# Records for this task
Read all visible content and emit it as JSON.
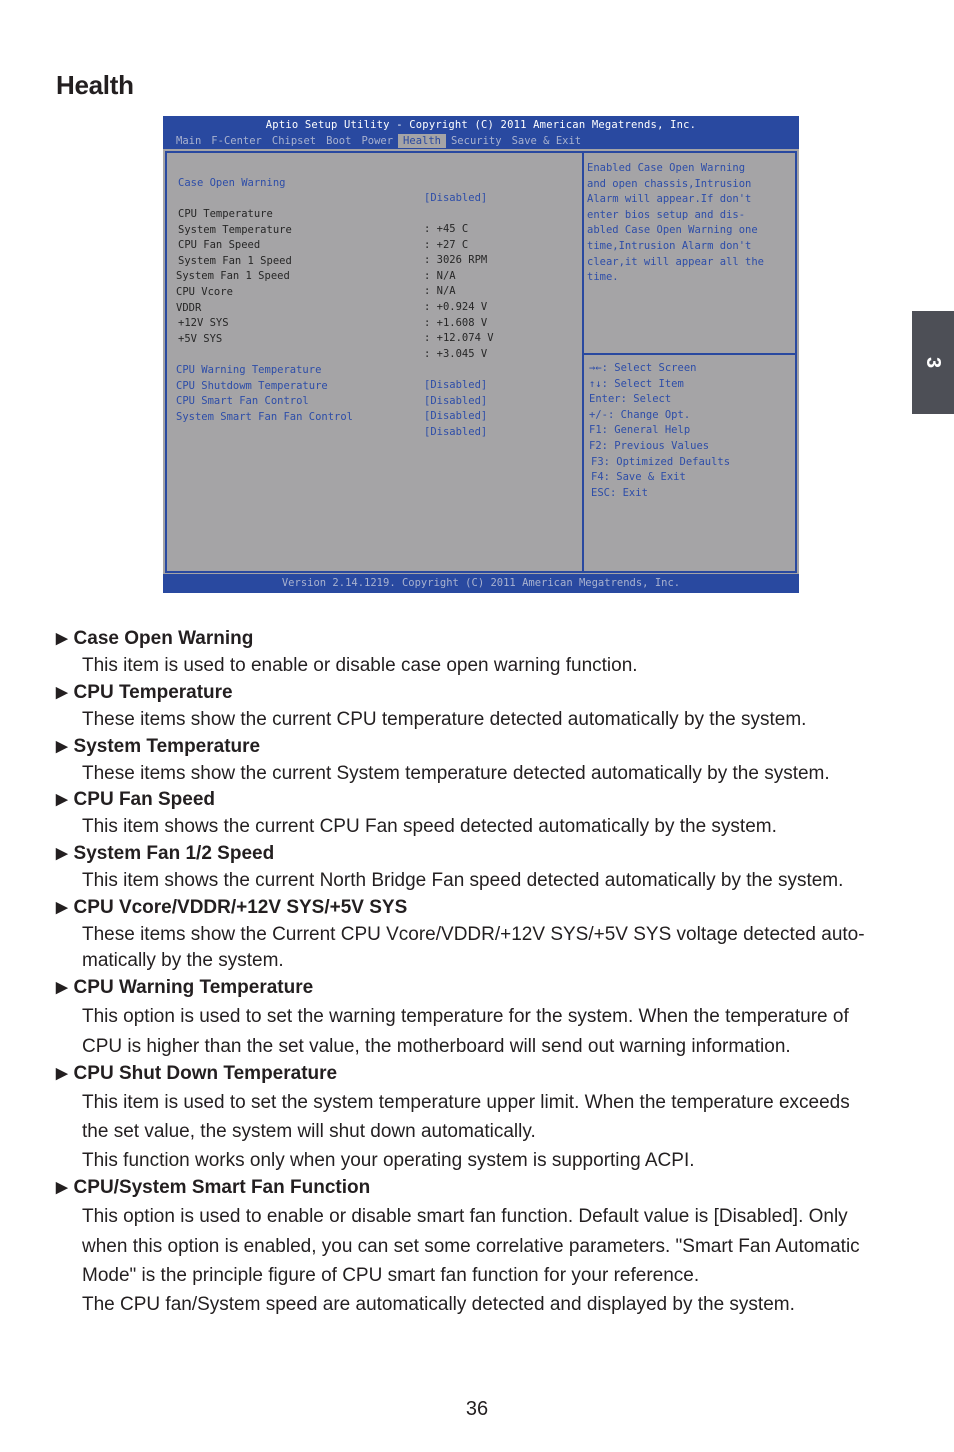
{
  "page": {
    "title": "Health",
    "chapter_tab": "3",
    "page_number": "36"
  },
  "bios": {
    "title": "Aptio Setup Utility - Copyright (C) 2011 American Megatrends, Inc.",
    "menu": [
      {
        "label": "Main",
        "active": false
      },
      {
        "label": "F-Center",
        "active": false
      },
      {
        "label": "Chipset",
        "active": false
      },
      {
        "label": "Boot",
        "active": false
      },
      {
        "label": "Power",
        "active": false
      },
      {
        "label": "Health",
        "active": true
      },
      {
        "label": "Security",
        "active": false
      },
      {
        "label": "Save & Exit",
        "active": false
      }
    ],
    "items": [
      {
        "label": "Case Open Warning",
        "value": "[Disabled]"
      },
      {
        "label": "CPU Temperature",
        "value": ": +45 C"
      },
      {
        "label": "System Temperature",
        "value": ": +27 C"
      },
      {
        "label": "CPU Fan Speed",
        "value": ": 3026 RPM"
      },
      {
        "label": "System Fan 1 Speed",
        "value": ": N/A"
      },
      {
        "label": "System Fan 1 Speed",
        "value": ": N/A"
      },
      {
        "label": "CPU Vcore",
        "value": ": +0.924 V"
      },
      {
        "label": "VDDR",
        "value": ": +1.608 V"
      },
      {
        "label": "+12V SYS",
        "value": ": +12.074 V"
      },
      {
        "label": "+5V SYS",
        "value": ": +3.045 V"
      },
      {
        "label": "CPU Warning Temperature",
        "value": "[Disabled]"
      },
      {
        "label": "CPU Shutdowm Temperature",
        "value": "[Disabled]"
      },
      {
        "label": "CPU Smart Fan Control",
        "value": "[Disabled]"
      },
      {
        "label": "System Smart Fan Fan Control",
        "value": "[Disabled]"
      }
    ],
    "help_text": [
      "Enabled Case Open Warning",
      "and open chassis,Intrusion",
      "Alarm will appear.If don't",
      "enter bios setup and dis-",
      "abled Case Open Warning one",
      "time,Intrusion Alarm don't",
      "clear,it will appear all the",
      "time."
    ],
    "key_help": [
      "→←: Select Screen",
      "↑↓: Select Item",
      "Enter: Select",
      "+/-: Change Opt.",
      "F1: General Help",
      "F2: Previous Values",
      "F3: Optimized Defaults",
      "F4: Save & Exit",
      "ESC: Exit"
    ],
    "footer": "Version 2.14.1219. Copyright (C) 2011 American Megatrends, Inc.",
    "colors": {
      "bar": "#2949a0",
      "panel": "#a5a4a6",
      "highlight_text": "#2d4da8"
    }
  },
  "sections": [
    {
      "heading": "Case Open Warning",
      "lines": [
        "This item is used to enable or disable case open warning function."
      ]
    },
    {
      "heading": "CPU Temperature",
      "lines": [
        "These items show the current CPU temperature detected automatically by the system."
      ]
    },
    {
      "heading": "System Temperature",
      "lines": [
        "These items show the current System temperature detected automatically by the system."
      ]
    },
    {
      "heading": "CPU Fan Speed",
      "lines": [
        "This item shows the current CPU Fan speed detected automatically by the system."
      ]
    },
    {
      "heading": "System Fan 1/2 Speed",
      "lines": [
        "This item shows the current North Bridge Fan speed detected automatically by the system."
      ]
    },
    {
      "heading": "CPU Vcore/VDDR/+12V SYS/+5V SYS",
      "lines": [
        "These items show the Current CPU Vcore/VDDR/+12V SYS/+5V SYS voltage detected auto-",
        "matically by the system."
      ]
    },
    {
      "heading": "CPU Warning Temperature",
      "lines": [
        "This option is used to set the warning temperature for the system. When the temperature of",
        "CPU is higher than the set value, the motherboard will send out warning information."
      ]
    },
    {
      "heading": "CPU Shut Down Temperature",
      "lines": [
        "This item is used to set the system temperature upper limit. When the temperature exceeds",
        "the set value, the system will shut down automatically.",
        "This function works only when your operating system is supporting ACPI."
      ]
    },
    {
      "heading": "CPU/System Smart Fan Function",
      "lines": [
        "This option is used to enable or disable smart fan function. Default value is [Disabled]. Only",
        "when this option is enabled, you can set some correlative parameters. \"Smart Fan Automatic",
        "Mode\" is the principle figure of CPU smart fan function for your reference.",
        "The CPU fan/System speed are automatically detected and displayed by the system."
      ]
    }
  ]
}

...

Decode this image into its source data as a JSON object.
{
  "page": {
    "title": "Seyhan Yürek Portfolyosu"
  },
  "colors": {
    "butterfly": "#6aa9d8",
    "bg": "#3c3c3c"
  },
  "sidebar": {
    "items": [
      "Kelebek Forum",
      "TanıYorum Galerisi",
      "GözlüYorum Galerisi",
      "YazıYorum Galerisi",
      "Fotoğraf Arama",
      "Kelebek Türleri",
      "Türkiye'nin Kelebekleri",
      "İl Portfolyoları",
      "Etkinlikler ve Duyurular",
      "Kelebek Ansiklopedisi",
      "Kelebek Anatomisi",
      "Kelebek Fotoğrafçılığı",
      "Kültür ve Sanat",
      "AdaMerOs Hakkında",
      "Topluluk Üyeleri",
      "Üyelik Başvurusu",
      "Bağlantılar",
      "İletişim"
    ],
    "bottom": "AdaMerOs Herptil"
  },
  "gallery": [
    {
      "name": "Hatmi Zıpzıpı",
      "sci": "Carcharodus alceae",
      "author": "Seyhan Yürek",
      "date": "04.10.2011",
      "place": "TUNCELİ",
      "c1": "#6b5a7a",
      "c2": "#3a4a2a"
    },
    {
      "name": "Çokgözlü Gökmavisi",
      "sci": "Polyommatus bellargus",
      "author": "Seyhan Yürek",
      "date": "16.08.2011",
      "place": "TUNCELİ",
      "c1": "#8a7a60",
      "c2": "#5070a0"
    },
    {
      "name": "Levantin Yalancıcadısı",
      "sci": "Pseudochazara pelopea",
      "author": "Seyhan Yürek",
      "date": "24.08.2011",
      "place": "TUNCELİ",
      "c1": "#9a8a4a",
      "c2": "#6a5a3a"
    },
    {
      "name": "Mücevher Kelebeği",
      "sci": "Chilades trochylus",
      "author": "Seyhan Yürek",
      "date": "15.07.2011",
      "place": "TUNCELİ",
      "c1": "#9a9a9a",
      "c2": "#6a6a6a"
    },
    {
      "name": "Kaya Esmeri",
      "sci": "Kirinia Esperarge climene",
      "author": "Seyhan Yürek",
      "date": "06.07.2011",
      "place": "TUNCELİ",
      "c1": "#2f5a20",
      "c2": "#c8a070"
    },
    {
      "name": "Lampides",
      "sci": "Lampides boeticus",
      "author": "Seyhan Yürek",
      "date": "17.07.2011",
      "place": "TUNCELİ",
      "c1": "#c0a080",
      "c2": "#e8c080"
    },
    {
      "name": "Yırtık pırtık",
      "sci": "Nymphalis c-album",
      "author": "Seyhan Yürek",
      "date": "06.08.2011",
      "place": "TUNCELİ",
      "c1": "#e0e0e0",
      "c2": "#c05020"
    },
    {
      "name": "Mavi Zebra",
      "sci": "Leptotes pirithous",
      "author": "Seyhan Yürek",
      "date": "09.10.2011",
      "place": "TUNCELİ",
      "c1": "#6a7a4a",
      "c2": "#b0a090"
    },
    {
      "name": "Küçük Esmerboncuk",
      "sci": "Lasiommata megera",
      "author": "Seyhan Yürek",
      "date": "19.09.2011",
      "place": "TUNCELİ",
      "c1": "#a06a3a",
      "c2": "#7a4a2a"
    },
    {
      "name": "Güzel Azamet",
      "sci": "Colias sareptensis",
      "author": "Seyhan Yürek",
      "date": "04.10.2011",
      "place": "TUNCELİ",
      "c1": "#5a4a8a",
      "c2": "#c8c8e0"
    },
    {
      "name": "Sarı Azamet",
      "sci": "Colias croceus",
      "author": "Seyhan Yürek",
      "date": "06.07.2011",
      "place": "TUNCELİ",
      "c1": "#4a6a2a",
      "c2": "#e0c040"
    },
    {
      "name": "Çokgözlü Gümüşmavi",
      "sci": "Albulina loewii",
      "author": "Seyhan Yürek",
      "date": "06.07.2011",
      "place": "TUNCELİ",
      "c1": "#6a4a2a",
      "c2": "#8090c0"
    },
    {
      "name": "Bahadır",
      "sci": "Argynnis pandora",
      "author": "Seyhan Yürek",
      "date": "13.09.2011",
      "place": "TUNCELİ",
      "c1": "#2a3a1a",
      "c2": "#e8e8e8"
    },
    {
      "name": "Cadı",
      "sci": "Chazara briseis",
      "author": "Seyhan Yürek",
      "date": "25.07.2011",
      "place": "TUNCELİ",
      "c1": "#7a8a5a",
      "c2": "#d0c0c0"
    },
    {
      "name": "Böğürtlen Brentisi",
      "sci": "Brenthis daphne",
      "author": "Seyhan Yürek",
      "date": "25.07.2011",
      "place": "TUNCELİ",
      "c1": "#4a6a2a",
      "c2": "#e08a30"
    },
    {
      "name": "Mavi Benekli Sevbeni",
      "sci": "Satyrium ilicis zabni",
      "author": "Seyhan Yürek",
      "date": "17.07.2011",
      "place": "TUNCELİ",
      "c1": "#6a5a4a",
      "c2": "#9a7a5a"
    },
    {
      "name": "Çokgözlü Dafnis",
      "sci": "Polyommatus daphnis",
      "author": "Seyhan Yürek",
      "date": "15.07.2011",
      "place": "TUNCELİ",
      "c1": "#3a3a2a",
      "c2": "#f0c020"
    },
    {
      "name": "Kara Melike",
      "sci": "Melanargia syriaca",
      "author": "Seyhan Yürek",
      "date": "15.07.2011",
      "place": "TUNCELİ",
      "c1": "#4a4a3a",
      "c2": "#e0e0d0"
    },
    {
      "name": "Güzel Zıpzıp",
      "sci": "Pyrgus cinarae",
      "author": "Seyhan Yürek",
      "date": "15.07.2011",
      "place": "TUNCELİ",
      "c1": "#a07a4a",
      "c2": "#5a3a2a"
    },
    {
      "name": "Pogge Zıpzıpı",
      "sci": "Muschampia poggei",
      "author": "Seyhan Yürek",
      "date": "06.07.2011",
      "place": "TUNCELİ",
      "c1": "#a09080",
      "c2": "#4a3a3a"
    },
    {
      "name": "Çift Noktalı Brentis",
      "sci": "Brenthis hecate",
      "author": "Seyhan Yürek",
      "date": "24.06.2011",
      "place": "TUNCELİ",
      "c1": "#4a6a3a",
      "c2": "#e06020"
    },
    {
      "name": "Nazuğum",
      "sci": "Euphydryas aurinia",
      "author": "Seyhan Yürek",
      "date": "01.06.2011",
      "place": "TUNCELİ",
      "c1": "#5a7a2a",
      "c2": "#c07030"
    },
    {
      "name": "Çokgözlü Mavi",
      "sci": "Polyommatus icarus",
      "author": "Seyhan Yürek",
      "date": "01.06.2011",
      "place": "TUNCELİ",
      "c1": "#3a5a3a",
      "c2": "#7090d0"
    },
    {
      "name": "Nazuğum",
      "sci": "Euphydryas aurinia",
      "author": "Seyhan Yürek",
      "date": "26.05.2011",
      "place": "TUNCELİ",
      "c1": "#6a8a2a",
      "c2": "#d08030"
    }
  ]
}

* * *

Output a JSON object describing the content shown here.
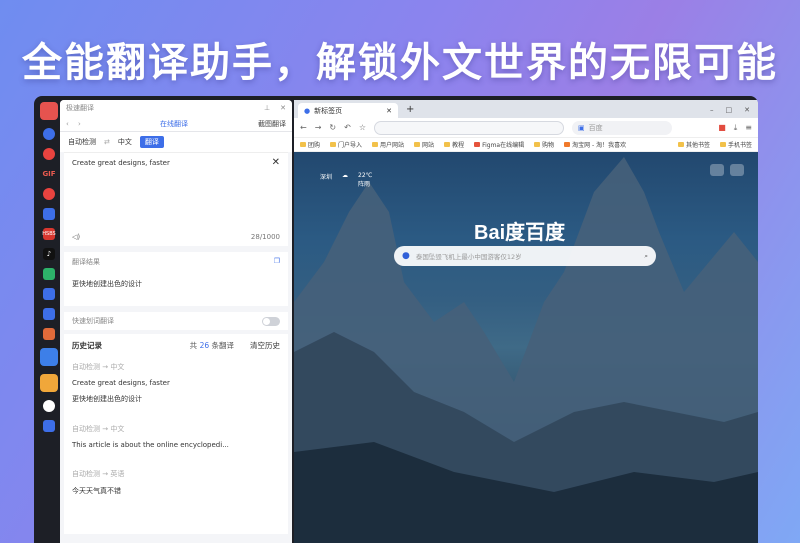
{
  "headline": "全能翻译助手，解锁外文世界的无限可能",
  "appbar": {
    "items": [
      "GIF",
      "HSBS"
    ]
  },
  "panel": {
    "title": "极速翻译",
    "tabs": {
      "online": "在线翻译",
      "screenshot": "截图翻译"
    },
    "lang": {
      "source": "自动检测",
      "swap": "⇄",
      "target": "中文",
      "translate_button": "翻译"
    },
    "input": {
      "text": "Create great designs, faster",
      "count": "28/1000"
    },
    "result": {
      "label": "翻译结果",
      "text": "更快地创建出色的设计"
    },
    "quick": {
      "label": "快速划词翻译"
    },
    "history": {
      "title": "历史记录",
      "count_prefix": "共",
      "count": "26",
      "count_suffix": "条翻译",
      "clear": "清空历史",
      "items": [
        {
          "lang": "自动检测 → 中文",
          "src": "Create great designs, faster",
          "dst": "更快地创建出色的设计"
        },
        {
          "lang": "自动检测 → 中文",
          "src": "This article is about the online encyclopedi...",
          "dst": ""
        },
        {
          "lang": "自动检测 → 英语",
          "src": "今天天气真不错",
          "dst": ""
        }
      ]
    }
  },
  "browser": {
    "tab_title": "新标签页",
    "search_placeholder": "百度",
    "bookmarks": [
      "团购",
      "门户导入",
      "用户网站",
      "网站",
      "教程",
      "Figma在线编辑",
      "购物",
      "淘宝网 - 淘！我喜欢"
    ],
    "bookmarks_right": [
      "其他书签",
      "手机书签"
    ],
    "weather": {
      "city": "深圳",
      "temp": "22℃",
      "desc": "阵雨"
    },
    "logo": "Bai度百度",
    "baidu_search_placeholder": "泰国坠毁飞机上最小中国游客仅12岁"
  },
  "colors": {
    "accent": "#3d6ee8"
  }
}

# Task instructions
Go through the records and gather the lines that hold "JSON".

# Solution to this problem
Read all visible content and emit it as JSON.
Decode this image into its source data as a JSON object.
Output a JSON object describing the content shown here.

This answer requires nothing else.